Problem description -
Copy out all of the data exactly as it appears.

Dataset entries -
+--

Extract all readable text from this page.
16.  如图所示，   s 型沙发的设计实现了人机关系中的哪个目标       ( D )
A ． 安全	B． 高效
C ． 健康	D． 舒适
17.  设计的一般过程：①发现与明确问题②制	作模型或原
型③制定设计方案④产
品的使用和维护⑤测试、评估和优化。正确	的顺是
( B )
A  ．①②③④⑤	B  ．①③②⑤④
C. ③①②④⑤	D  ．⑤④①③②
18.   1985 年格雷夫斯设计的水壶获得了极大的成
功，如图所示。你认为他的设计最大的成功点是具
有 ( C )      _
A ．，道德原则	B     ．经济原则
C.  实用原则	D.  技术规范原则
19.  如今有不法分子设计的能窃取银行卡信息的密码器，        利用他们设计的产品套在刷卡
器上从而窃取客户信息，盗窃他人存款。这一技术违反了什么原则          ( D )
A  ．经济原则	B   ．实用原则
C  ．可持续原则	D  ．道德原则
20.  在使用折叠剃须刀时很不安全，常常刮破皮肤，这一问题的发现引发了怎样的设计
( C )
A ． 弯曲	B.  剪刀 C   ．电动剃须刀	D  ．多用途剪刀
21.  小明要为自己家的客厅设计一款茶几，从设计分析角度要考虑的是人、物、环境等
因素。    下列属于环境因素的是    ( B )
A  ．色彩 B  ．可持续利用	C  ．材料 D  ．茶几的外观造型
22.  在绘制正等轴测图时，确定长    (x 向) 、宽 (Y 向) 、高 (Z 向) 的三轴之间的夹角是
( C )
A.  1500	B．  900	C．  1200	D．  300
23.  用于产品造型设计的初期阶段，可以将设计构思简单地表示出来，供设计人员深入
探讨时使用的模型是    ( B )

+--

Task answer -
Extract all readable text from this page.
16.  如图所示，   s 型沙发的设计实现了人机关系中的哪个目标       ( D )
A ． 安全	B． 高效
C ． 健康	D． 舒适
17.  设计的一般过程：①发现与明确问题②制	作模型或原
型③制定设计方案④产
品的使用和维护⑤测试、评估和优化。正确	的顺是
( B )
A  ．①②③④⑤	B  ．①③②⑤④
C. ③①②④⑤	D  ．⑤④①③②
18.   1985 年格雷夫斯设计的水壶获得了极大的成
功，如图所示。你认为他的设计最大的成功点是具
有 ( C )      _
A ．，道德原则	B     ．经济原则
C.  实用原则	D.  技术规范原则
19.  如今有不法分子设计的能窃取银行卡信息的密码器，        利用他们设计的产品套在刷卡
器上从而窃取客户信息，盗窃他人存款。这一技术违反了什么原则          ( D )
A  ．经济原则	B   ．实用原则
C  ．可持续原则	D  ．道德原则
20.  在使用折叠剃须刀时很不安全，常常刮破皮肤，这一问题的发现引发了怎样的设计
( C )
A ． 弯曲	B.  剪刀 C   ．电动剃须刀	D  ．多用途剪刀
21.  小明要为自己家的客厅设计一款茶几，从设计分析角度要考虑的是人、物、环境等
因素。    下列属于环境因素的是    ( B )
A  ．色彩 B  ．可持续利用	C  ．材料 D  ．茶几的外观造型
22.  在绘制正等轴测图时，确定长    (x 向) 、宽 (Y 向) 、高 (Z 向) 的三轴之间的夹角是
( C )
A.  1500	B．  900	C．  1200	D．  300
23.  用于产品造型设计的初期阶段，可以将设计构思简单地表示出来，供设计人员深入
探讨时使用的模型是    ( B )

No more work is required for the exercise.